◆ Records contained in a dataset
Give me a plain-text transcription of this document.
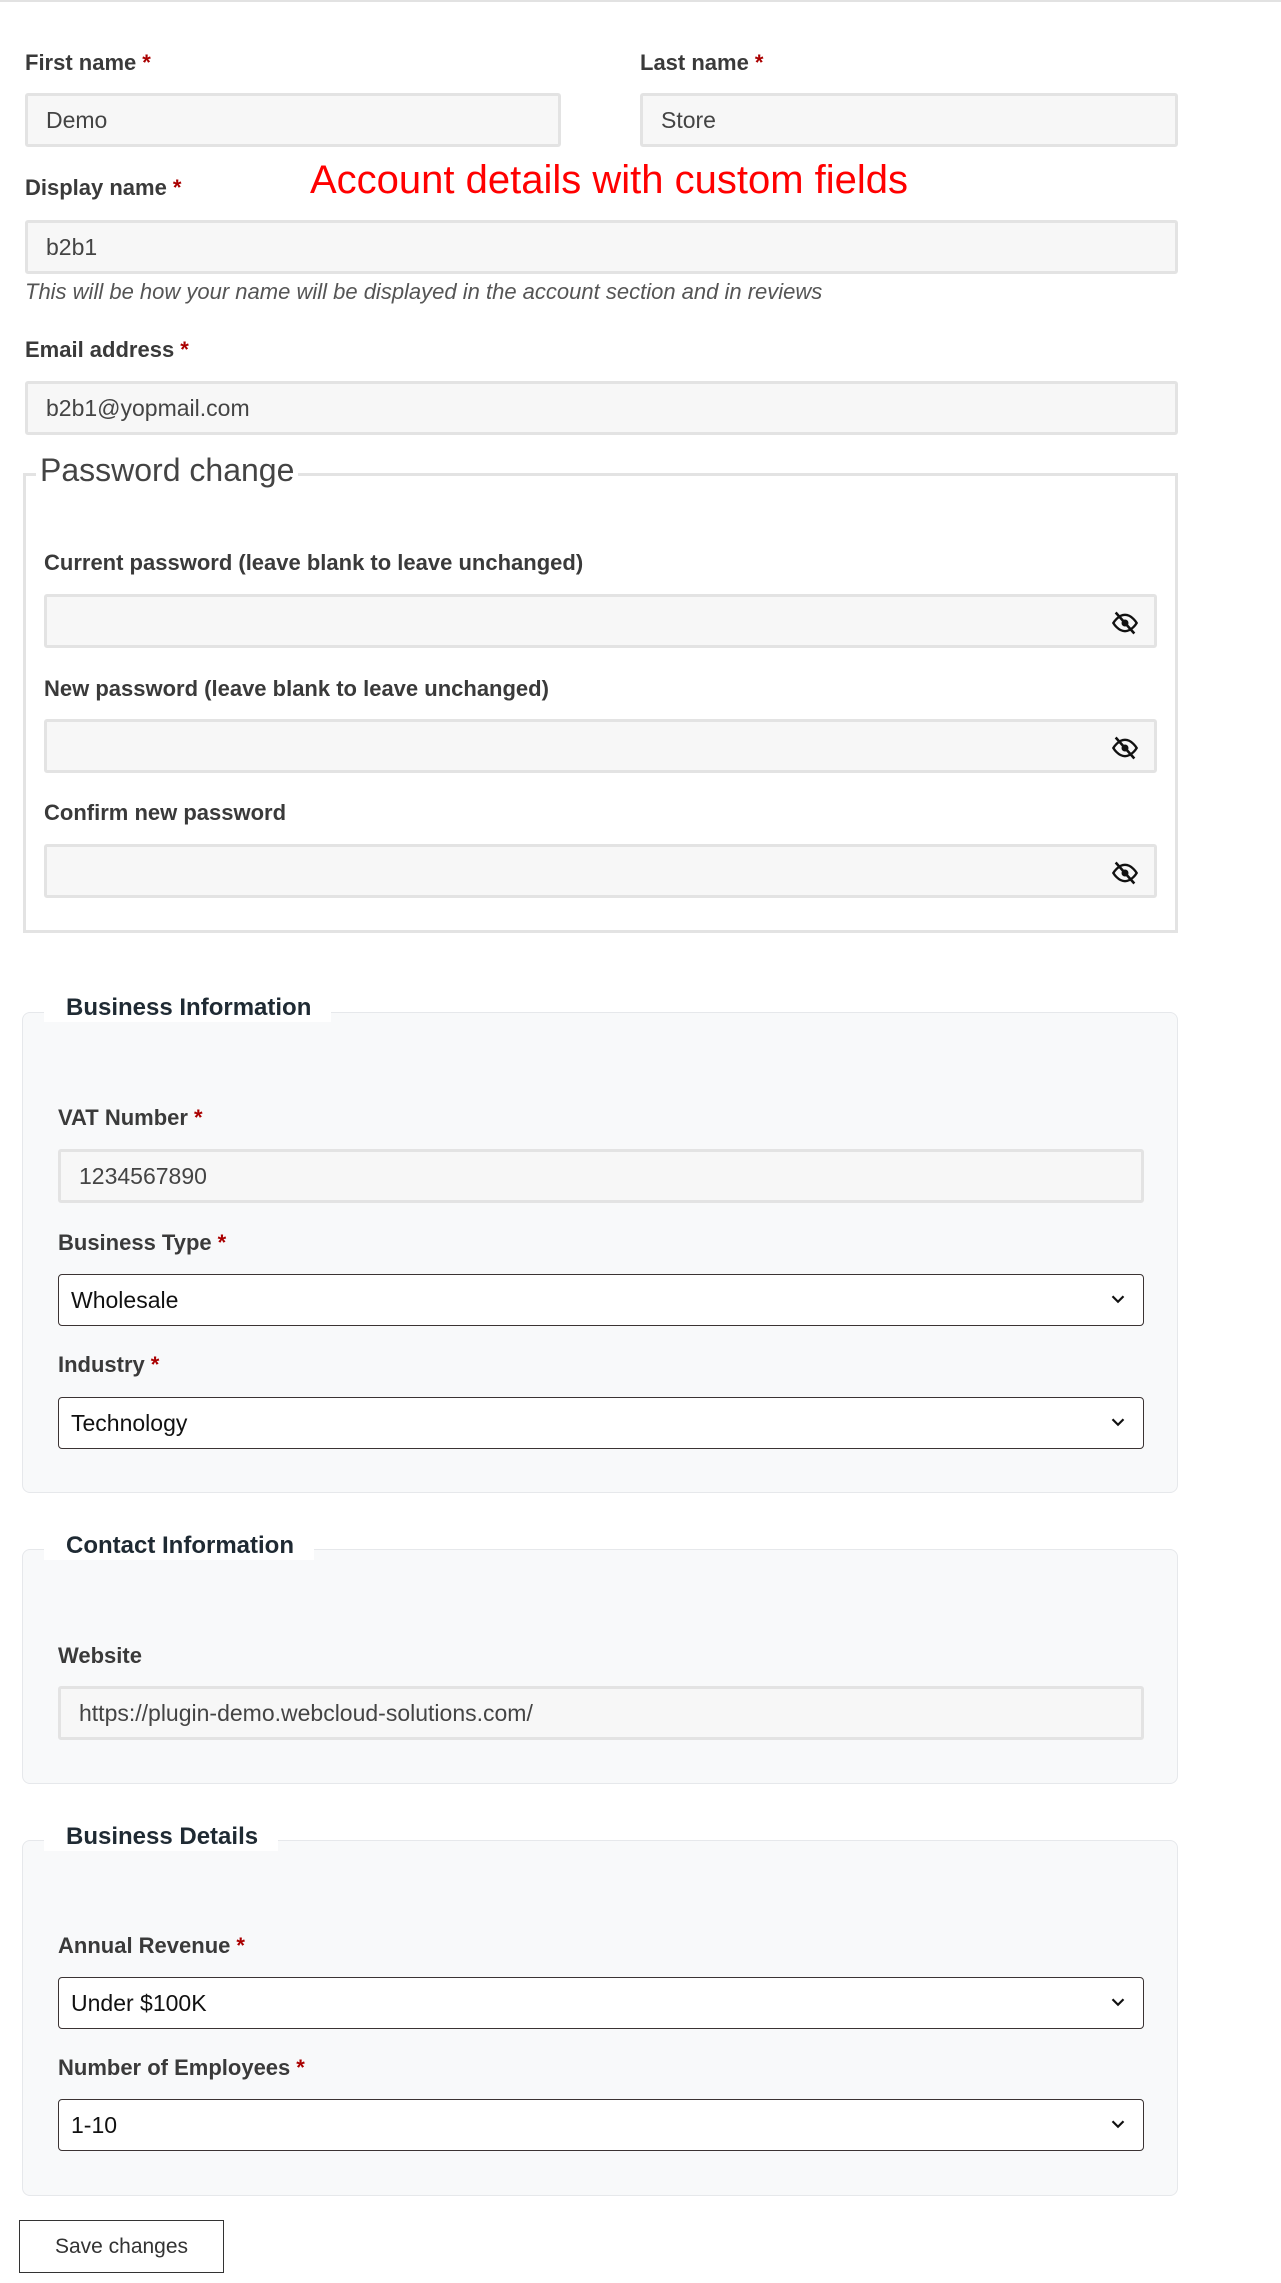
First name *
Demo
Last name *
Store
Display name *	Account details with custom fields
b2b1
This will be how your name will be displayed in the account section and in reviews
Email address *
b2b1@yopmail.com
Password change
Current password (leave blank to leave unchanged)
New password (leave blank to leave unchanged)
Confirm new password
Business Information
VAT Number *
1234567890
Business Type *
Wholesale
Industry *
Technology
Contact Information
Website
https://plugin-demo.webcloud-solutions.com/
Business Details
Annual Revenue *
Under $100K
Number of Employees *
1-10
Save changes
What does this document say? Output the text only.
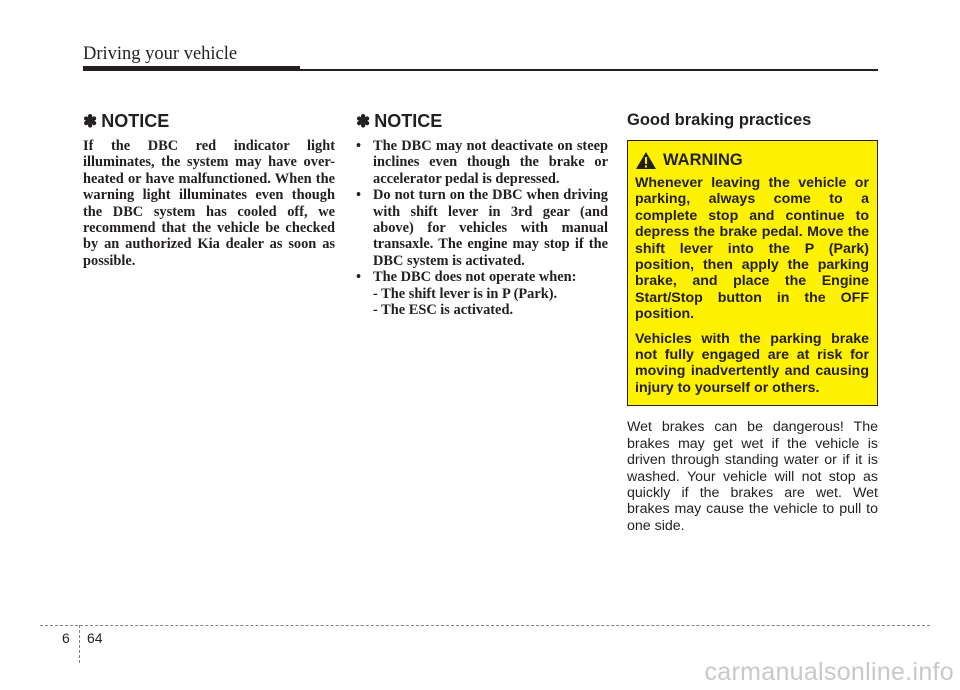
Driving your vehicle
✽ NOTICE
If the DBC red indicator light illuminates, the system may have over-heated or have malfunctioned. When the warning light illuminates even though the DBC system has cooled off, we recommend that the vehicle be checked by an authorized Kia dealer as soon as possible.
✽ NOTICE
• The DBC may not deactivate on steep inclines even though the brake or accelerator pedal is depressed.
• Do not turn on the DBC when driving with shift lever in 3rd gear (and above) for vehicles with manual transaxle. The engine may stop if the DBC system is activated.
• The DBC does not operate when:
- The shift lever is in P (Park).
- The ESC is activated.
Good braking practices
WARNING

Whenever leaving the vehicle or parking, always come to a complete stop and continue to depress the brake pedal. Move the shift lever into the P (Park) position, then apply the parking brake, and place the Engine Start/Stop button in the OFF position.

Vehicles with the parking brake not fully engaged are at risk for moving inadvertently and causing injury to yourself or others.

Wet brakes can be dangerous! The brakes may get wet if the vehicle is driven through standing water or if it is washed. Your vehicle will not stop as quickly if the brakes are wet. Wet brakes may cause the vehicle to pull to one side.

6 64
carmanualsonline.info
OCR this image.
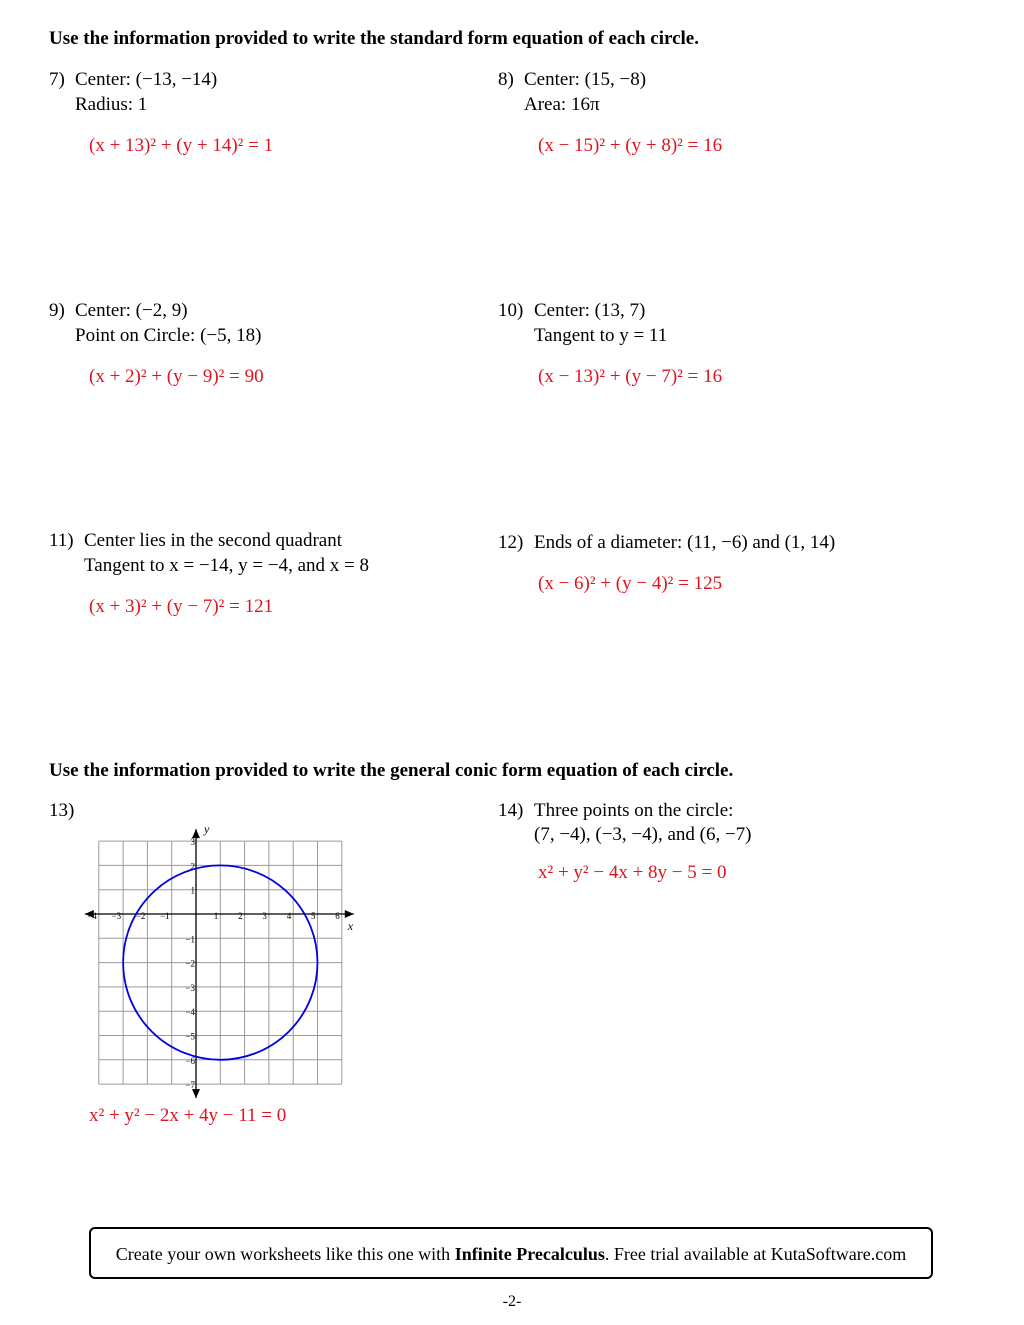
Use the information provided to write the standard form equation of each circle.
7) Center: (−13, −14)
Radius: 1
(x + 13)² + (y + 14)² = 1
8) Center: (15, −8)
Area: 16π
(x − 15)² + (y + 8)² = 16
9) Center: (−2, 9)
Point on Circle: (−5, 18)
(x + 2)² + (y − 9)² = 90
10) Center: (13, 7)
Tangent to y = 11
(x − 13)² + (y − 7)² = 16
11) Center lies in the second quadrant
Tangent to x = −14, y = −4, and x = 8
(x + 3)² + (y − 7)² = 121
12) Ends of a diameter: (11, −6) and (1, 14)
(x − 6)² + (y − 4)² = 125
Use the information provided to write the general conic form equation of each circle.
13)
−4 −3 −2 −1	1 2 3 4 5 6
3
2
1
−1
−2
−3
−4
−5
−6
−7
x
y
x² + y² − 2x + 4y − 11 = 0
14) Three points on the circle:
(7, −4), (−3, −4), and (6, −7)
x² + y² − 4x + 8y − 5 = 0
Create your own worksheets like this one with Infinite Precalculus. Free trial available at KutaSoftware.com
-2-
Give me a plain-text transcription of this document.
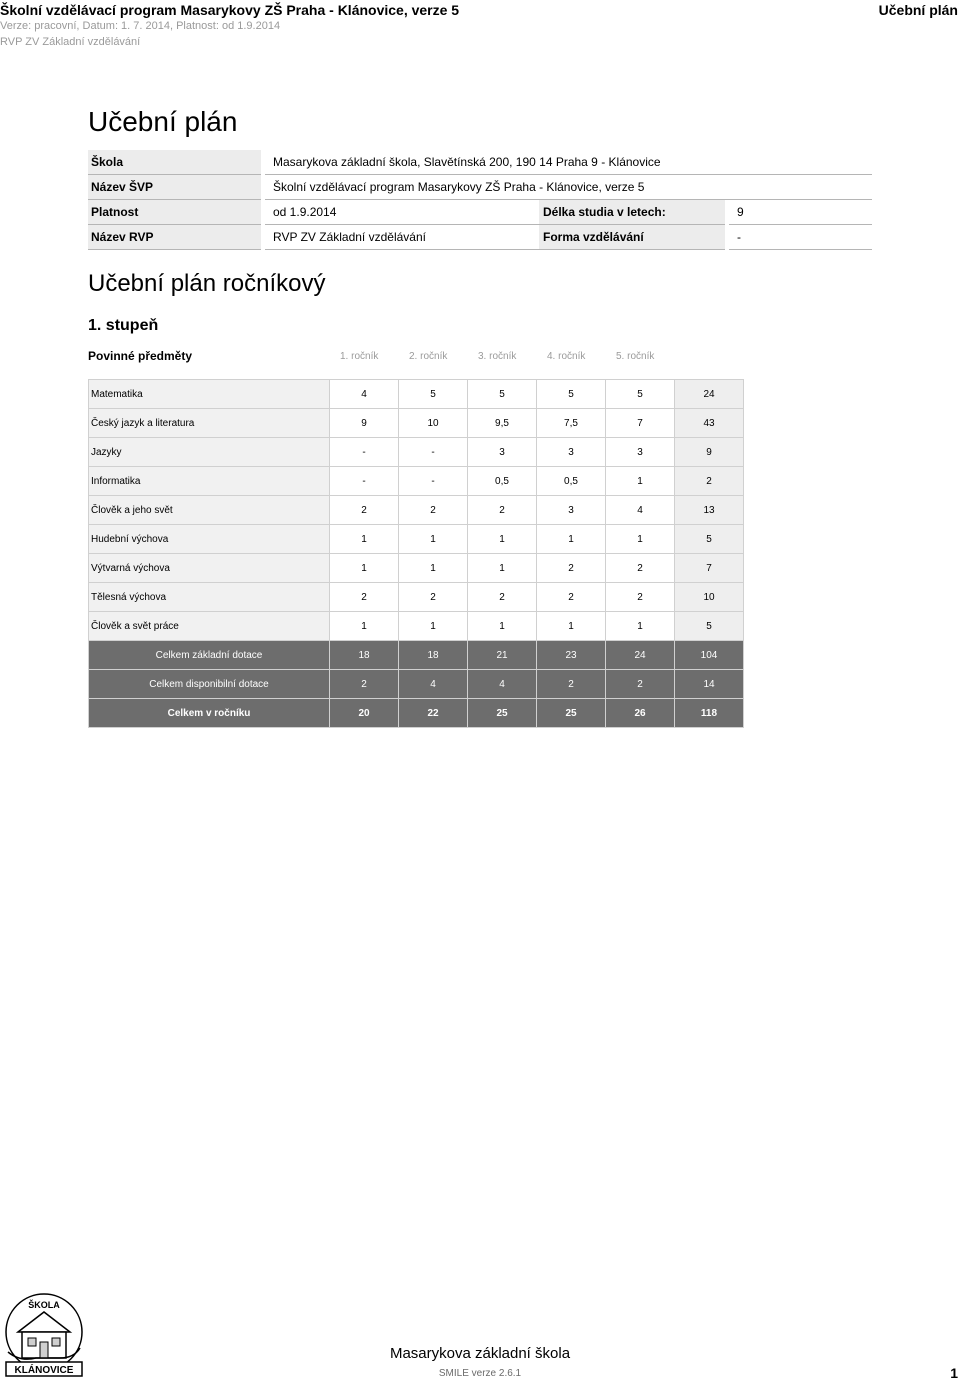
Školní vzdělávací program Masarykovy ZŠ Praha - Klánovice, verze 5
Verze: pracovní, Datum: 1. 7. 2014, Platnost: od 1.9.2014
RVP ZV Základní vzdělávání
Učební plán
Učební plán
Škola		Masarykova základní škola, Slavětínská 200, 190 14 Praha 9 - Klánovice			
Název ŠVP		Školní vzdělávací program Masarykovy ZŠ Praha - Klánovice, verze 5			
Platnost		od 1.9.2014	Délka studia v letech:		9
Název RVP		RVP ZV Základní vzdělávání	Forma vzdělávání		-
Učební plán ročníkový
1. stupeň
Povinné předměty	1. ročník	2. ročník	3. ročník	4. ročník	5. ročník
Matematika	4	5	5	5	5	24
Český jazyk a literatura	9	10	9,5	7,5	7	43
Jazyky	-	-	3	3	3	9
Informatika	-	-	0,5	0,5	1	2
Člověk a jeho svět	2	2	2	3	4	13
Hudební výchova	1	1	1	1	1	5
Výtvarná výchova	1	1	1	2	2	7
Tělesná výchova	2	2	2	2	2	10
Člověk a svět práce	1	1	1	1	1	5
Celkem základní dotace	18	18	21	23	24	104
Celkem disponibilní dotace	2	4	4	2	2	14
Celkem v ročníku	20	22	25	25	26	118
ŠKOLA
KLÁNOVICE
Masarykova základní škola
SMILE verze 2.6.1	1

◆ Task description
Copy all the entries word for word. Omit any pictures.

◆ Expected answer
Give me a plain-text transcription of this document.
First name *
Demo
Last name *
Store
Display name *	Account details with custom fields
b2b1
This will be how your name will be displayed in the account section and in reviews
Email address *
b2b1@yopmail.com
Password change
Current password (leave blank to leave unchanged)
New password (leave blank to leave unchanged)
Confirm new password
Business Information
VAT Number *
1234567890
Business Type *
Wholesale
Industry *
Technology
Contact Information
Website
https://plugin-demo.webcloud-solutions.com/
Business Details
Annual Revenue *
Under $100K
Number of Employees *
1-10
Save changes
What does this document say? Output the text only.
Driving your vehicle
✽ NOTICE
If the DBC red indicator light illuminates, the system may have over-heated or have malfunctioned. When the warning light illuminates even though the DBC system has cooled off, we recommend that the vehicle be checked by an authorized Kia dealer as soon as possible.
✽ NOTICE
• The DBC may not deactivate on steep inclines even though the brake or accelerator pedal is depressed.
• Do not turn on the DBC when driving with shift lever in 3rd gear (and above) for vehicles with manual transaxle. The engine may stop if the DBC system is activated.
• The DBC does not operate when:
- The shift lever is in P (Park).
- The ESC is activated.
Good braking practices
WARNING

Whenever leaving the vehicle or parking, always come to a complete stop and continue to depress the brake pedal. Move the shift lever into the P (Park) position, then apply the parking brake, and place the Engine Start/Stop button in the OFF position.

Vehicles with the parking brake not fully engaged are at risk for moving inadvertently and causing injury to yourself or others.

Wet brakes can be dangerous! The brakes may get wet if the vehicle is driven through standing water or if it is washed. Your vehicle will not stop as quickly if the brakes are wet. Wet brakes may cause the vehicle to pull to one side.

6 64
carmanualsonline.info
OCR this image.
Use the information provided to write the standard form equation of each circle.
7) Center: (−13, −14)
Radius: 1
(x + 13)² + (y + 14)² = 1
8) Center: (15, −8)
Area: 16π
(x − 15)² + (y + 8)² = 16
9) Center: (−2, 9)
Point on Circle: (−5, 18)
(x + 2)² + (y − 9)² = 90
10) Center: (13, 7)
Tangent to y = 11
(x − 13)² + (y − 7)² = 16
11) Center lies in the second quadrant
Tangent to x = −14, y = −4, and x = 8
(x + 3)² + (y − 7)² = 121
12) Ends of a diameter: (11, −6) and (1, 14)
(x − 6)² + (y − 4)² = 125
Use the information provided to write the general conic form equation of each circle.
13)
−4 −3 −2 −1	1 2 3 4 5 6
3
2
1
−1
−2
−3
−4
−5
−6
−7
x
y
x² + y² − 2x + 4y − 11 = 0
14) Three points on the circle:
(7, −4), (−3, −4), and (6, −7)
x² + y² − 4x + 8y − 5 = 0
Create your own worksheets like this one with Infinite Precalculus. Free trial available at KutaSoftware.com
-2-
Give me a plain-text transcription of this document.
Školní vzdělávací program Masarykovy ZŠ Praha - Klánovice, verze 5
Verze: pracovní, Datum: 1. 7. 2014, Platnost: od 1.9.2014
RVP ZV Základní vzdělávání
Učební plán
Učební plán
Škola		Masarykova základní škola, Slavětínská 200, 190 14 Praha 9 - Klánovice			
Název ŠVP		Školní vzdělávací program Masarykovy ZŠ Praha - Klánovice, verze 5			
Platnost		od 1.9.2014	Délka studia v letech:		9
Název RVP		RVP ZV Základní vzdělávání	Forma vzdělávání		-
Učební plán ročníkový
1. stupeň
Povinné předměty	1. ročník	2. ročník	3. ročník	4. ročník	5. ročník
Matematika	4	5	5	5	5	24
Český jazyk a literatura	9	10	9,5	7,5	7	43
Jazyky	-	-	3	3	3	9
Informatika	-	-	0,5	0,5	1	2
Člověk a jeho svět	2	2	2	3	4	13
Hudební výchova	1	1	1	1	1	5
Výtvarná výchova	1	1	1	2	2	7
Tělesná výchova	2	2	2	2	2	10
Člověk a svět práce	1	1	1	1	1	5
Celkem základní dotace	18	18	21	23	24	104
Celkem disponibilní dotace	2	4	4	2	2	14
Celkem v ročníku	20	22	25	25	26	118
ŠKOLA
KLÁNOVICE
Masarykova základní škola
SMILE verze 2.6.1	1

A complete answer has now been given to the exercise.